Give the number of lines containing "somebody" in this listing, with no other words.

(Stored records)
################

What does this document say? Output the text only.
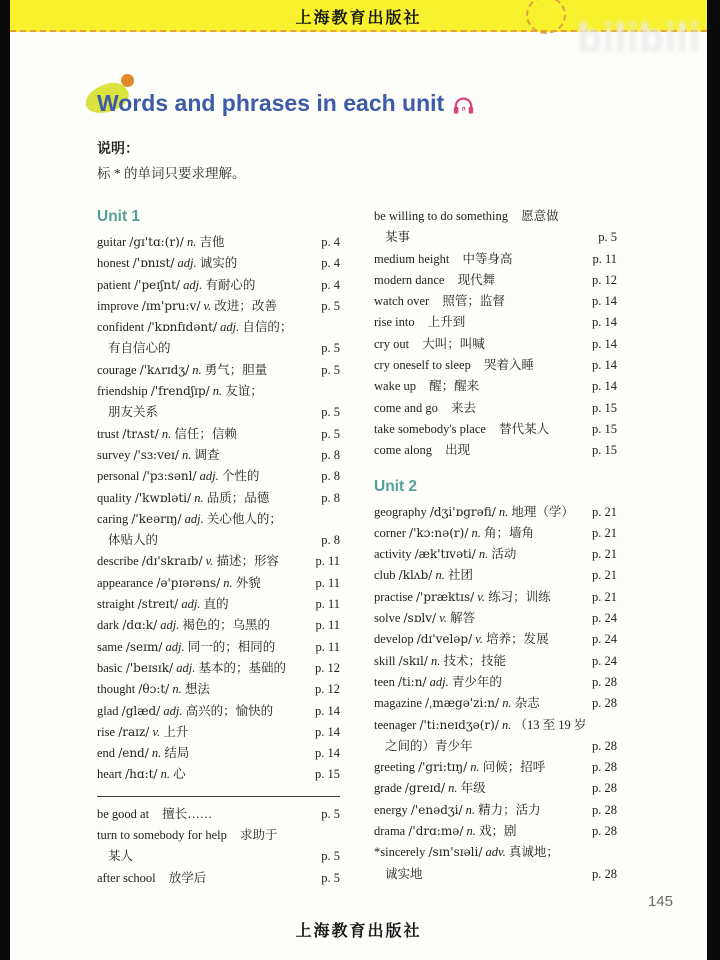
上海教育出版社	bilibili
Words and phrases in each unit
说明：
标 * 的单词只要求理解。
Unit 1
guitar /gɪ'tɑ:(r)/ n. 吉他	p. 4
honest /'ɒnɪst/ adj. 诚实的	p. 4
patient /'peɪʃnt/ adj. 有耐心的	p. 4
improve /ɪm'pru:v/ v. 改进；改善	p. 5
confident /'kɒnfɪdənt/ adj. 自信的；
有自信心的	p. 5
courage /'kʌrɪdʒ/ n. 勇气；胆量	p. 5
friendship /'frendʃɪp/ n. 友谊；
朋友关系	p. 5
trust /trʌst/ n. 信任；信赖	p. 5
survey /'sɜ:veɪ/ n. 调查	p. 8
personal /'pɜ:sənl/ adj. 个性的	p. 8
quality /'kwɒləti/ n. 品质；品德	p. 8
caring /'keərɪŋ/ adj. 关心他人的；
体贴人的	p. 8
describe /dɪ'skraɪb/ v. 描述；形容	p. 11
appearance /ə'pɪərəns/ n. 外貌	p. 11
straight /streɪt/ adj. 直的	p. 11
dark /dɑ:k/ adj. 褐色的；乌黑的	p. 11
same /seɪm/ adj. 同一的；相同的	p. 11
basic /'beɪsɪk/ adj. 基本的；基础的 p. 12
thought /θɔ:t/ n. 想法	p. 12
glad /glæd/ adj. 高兴的；愉快的	p. 14
rise /raɪz/ v. 上升	p. 14
end /end/ n. 结局	p. 14
heart /hɑ:t/ n. 心	p. 15
be good at 擅长……	p. 5
turn to somebody for help 求助于
某人	p. 5
after school 放学后	p. 5
be willing to do something 愿意做
某事	p. 5
medium height 中等身高	p. 11
modern dance 现代舞	p. 12
watch over 照管；监督	p. 14
rise into 上升到	p. 14
cry out 大叫；叫喊	p. 14
cry oneself to sleep 哭着入睡	p. 14
wake up 醒；醒来	p. 14
come and go 来去	p. 15
take somebody's place 替代某人	p. 15
come along 出现	p. 15
Unit 2
geography /dʒi'ɒgrəfi/ n. 地理（学） p. 21
corner /'kɔ:nə(r)/ n. 角；墙角	p. 21
activity /æk'tɪvəti/ n. 活动	p. 21
club /klʌb/ n. 社团	p. 21
practise /'præktɪs/ v. 练习；训练	p. 21
solve /sɒlv/ v. 解答	p. 24
develop /dɪ'veləp/ v. 培养；发展	p. 24
skill /skɪl/ n. 技术；技能	p. 24
teen /ti:n/ adj. 青少年的	p. 28
magazine /ˌmægə'zi:n/ n. 杂志	p. 28
teenager /'ti:neɪdʒə(r)/ n. （13 至 19 岁
之间的）青少年	p. 28
greeting /'gri:tɪŋ/ n. 问候；招呼	p. 28
grade /greɪd/ n. 年级	p. 28
energy /'enədʒi/ n. 精力；活力	p. 28
drama /'drɑ:mə/ n. 戏；剧	p. 28
*sincerely /sɪn'sɪəli/ adv. 真诚地；
诚实地	p. 28
145
上海教育出版社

################

Exercise output
2